Stated goal: Skip the pictures. Repeat everything else in the records word for word.

Saved entries:
+++++

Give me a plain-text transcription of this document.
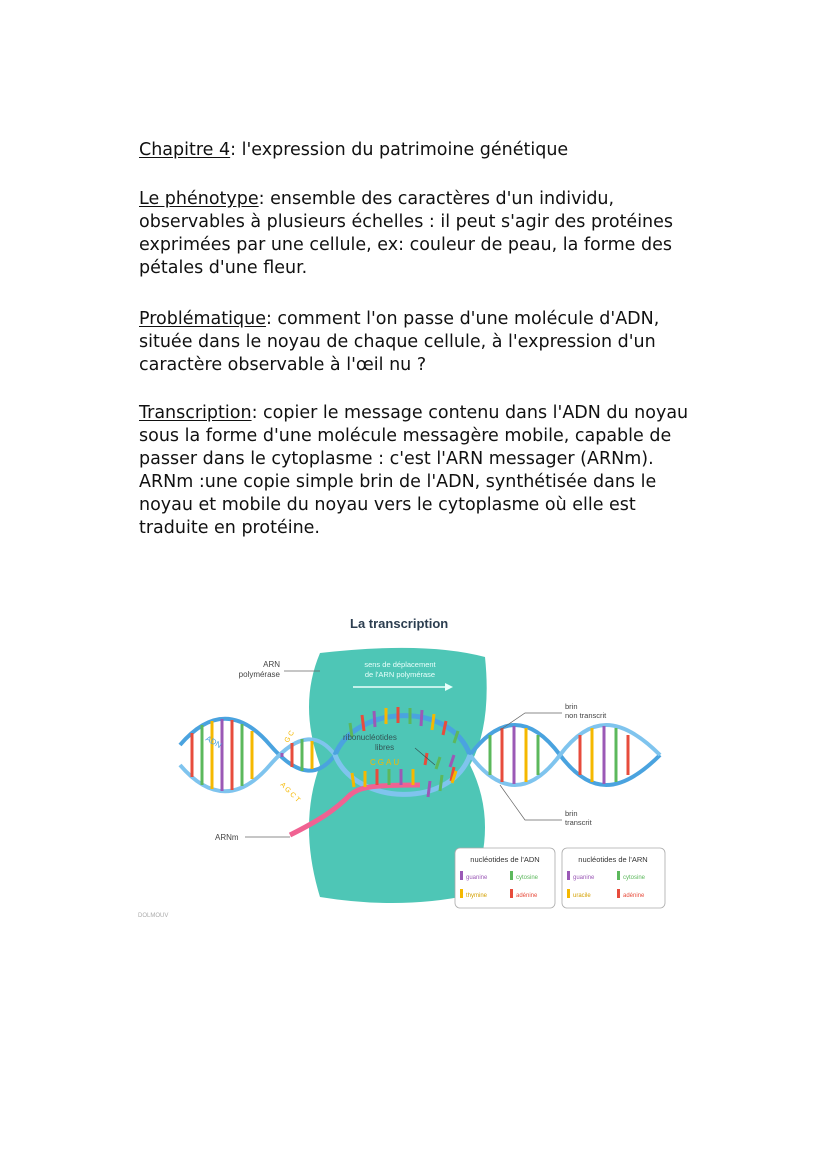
Chapitre 4: l'expression du patrimoine génétique
Le phénotype: ensemble des caractères d'un individu, observables à plusieurs échelles : il peut s'agir des protéines exprimées par une cellule, ex: couleur de peau, la forme des pétales d'une fleur.
Problématique: comment l'on passe d'une molécule d'ADN, située dans le noyau de chaque cellule, à l'expression d'un caractère observable à l'œil nu ?
Transcription: copier le message contenu dans l'ADN du noyau sous la forme d'une molécule messagère mobile, capable de passer dans le cytoplasme : c'est l'ARN messager (ARNm). ARNm :une copie simple brin de l'ADN, synthétisée dans le noyau et mobile du noyau vers le cytoplasme où elle est traduite en protéine.
La transcription
sens de déplacement
de l'ARN polymérase
ADN
CGAU
G C
A G C T
ARN
polymérase
ribonucléotides
libres
brin
non transcrit
brin
transcrit
ARNm
nucléotides de l'ADN
guanine	cytosine
thymine	adénine
nucléotides de l'ARN
guanine	cytosine
uracile	adénine
DOLMOUV
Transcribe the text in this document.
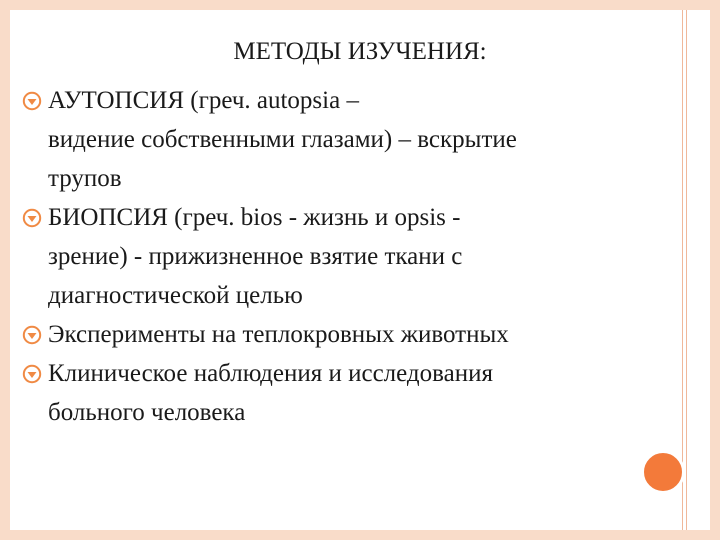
МЕТОДЫ ИЗУЧЕНИЯ:
АУТОПСИЯ (греч. autopsia –
видение собственными глазами) – вскрытие
трупов
БИОПСИЯ (греч. bios - жизнь и opsis -
зрение) - прижизненное взятие ткани с
диагностической целью
Эксперименты на теплокровных животных
Клиническое наблюдения и исследования
больного человека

+++++

Written response:
Give me a plain-text transcription of this document.
Chapitre 4: l'expression du patrimoine génétique
Le phénotype: ensemble des caractères d'un individu, observables à plusieurs échelles : il peut s'agir des protéines exprimées par une cellule, ex: couleur de peau, la forme des pétales d'une fleur.
Problématique: comment l'on passe d'une molécule d'ADN, située dans le noyau de chaque cellule, à l'expression d'un caractère observable à l'œil nu ?
Transcription: copier le message contenu dans l'ADN du noyau sous la forme d'une molécule messagère mobile, capable de passer dans le cytoplasme : c'est l'ARN messager (ARNm). ARNm :une copie simple brin de l'ADN, synthétisée dans le noyau et mobile du noyau vers le cytoplasme où elle est traduite en protéine.
La transcription
sens de déplacement
de l'ARN polymérase
ADN
CGAU
G C
A G C T
ARN
polymérase
ribonucléotides
libres
brin
non transcrit
brin
transcrit
ARNm
nucléotides de l'ADN
guanine	cytosine
thymine	adénine
nucléotides de l'ARN
guanine	cytosine
uracile	adénine
DOLMOUV
Transcribe the text in this document.
МЕТОДЫ ИЗУЧЕНИЯ:
АУТОПСИЯ (греч. autopsia –
видение собственными глазами) – вскрытие
трупов
БИОПСИЯ (греч. bios - жизнь и opsis -
зрение) - прижизненное взятие ткани с
диагностической целью
Эксперименты на теплокровных животных
Клиническое наблюдения и исследования
больного человека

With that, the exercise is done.